▶ **Set exercise**
All of the data must be printed exactly; please include every line.

(Records from a dataset)
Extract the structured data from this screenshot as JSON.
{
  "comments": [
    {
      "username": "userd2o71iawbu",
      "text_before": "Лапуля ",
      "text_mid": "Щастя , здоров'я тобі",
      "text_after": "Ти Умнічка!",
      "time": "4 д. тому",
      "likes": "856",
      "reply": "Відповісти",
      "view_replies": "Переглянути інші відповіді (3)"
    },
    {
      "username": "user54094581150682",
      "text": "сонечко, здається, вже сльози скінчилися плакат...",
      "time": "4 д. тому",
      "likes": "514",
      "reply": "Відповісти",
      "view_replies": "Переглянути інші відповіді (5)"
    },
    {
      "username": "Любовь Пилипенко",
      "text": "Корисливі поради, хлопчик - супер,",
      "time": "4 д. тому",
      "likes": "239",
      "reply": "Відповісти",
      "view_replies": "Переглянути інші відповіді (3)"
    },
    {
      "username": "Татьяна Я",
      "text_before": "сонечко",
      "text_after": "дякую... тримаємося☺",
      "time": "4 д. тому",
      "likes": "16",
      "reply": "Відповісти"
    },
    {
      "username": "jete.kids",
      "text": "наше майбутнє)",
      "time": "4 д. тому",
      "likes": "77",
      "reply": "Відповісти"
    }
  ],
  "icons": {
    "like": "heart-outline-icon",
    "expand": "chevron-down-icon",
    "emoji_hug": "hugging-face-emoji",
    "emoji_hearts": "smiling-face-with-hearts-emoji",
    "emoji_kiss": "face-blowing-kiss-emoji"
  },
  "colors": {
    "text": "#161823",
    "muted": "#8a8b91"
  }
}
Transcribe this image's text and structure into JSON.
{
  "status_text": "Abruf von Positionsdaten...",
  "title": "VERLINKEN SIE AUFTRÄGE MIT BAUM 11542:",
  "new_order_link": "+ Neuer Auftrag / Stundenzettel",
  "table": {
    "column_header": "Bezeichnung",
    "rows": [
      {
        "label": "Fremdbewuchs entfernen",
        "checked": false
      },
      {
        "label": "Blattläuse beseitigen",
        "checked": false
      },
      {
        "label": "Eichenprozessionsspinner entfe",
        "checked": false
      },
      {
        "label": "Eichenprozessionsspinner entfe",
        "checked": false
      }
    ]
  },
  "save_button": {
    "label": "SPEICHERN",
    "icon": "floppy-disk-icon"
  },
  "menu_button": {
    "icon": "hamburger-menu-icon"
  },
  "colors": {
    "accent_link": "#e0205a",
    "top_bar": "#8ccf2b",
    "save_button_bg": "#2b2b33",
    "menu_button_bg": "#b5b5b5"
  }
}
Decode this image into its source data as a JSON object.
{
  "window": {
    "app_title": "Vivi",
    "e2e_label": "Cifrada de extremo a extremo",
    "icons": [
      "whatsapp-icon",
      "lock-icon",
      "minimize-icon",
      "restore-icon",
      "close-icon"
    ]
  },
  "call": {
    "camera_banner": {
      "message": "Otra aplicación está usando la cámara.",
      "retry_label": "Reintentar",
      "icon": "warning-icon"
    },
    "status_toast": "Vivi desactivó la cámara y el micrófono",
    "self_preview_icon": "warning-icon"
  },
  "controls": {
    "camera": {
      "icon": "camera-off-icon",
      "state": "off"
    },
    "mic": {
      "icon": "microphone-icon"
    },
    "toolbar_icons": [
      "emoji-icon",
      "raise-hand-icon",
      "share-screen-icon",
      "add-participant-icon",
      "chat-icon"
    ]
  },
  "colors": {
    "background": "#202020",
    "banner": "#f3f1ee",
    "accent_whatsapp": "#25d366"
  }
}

▶ **Output for this task**
Extract the structured data from this screenshot as JSON.
{
  "comments": [
    {
      "username": "userd2o71iawbu",
      "text_before": "Лапуля ",
      "text_mid": "Щастя , здоров'я тобі",
      "text_after": "Ти Умнічка!",
      "time": "4 д. тому",
      "likes": "856",
      "reply": "Відповісти",
      "view_replies": "Переглянути інші відповіді (3)"
    },
    {
      "username": "user54094581150682",
      "text": "сонечко, здається, вже сльози скінчилися плакат...",
      "time": "4 д. тому",
      "likes": "514",
      "reply": "Відповісти",
      "view_replies": "Переглянути інші відповіді (5)"
    },
    {
      "username": "Любовь Пилипенко",
      "text": "Корисливі поради, хлопчик - супер,",
      "time": "4 д. тому",
      "likes": "239",
      "reply": "Відповісти",
      "view_replies": "Переглянути інші відповіді (3)"
    },
    {
      "username": "Татьяна Я",
      "text_before": "сонечко",
      "text_after": "дякую... тримаємося☺",
      "time": "4 д. тому",
      "likes": "16",
      "reply": "Відповісти"
    },
    {
      "username": "jete.kids",
      "text": "наше майбутнє)",
      "time": "4 д. тому",
      "likes": "77",
      "reply": "Відповісти"
    }
  ],
  "icons": {
    "like": "heart-outline-icon",
    "expand": "chevron-down-icon",
    "emoji_hug": "hugging-face-emoji",
    "emoji_hearts": "smiling-face-with-hearts-emoji",
    "emoji_kiss": "face-blowing-kiss-emoji"
  },
  "colors": {
    "text": "#161823",
    "muted": "#8a8b91"
  }
}
Transcribe this image's text and structure into JSON.
{
  "status_text": "Abruf von Positionsdaten...",
  "title": "VERLINKEN SIE AUFTRÄGE MIT BAUM 11542:",
  "new_order_link": "+ Neuer Auftrag / Stundenzettel",
  "table": {
    "column_header": "Bezeichnung",
    "rows": [
      {
        "label": "Fremdbewuchs entfernen",
        "checked": false
      },
      {
        "label": "Blattläuse beseitigen",
        "checked": false
      },
      {
        "label": "Eichenprozessionsspinner entfe",
        "checked": false
      },
      {
        "label": "Eichenprozessionsspinner entfe",
        "checked": false
      }
    ]
  },
  "save_button": {
    "label": "SPEICHERN",
    "icon": "floppy-disk-icon"
  },
  "menu_button": {
    "icon": "hamburger-menu-icon"
  },
  "colors": {
    "accent_link": "#e0205a",
    "top_bar": "#8ccf2b",
    "save_button_bg": "#2b2b33",
    "menu_button_bg": "#b5b5b5"
  }
}
Decode this image into its source data as a JSON object.
{
  "window": {
    "app_title": "Vivi",
    "e2e_label": "Cifrada de extremo a extremo",
    "icons": [
      "whatsapp-icon",
      "lock-icon",
      "minimize-icon",
      "restore-icon",
      "close-icon"
    ]
  },
  "call": {
    "camera_banner": {
      "message": "Otra aplicación está usando la cámara.",
      "retry_label": "Reintentar",
      "icon": "warning-icon"
    },
    "status_toast": "Vivi desactivó la cámara y el micrófono",
    "self_preview_icon": "warning-icon"
  },
  "controls": {
    "camera": {
      "icon": "camera-off-icon",
      "state": "off"
    },
    "mic": {
      "icon": "microphone-icon"
    },
    "toolbar_icons": [
      "emoji-icon",
      "raise-hand-icon",
      "share-screen-icon",
      "add-participant-icon",
      "chat-icon"
    ]
  },
  "colors": {
    "background": "#202020",
    "banner": "#f3f1ee",
    "accent_whatsapp": "#25d366"
  }
}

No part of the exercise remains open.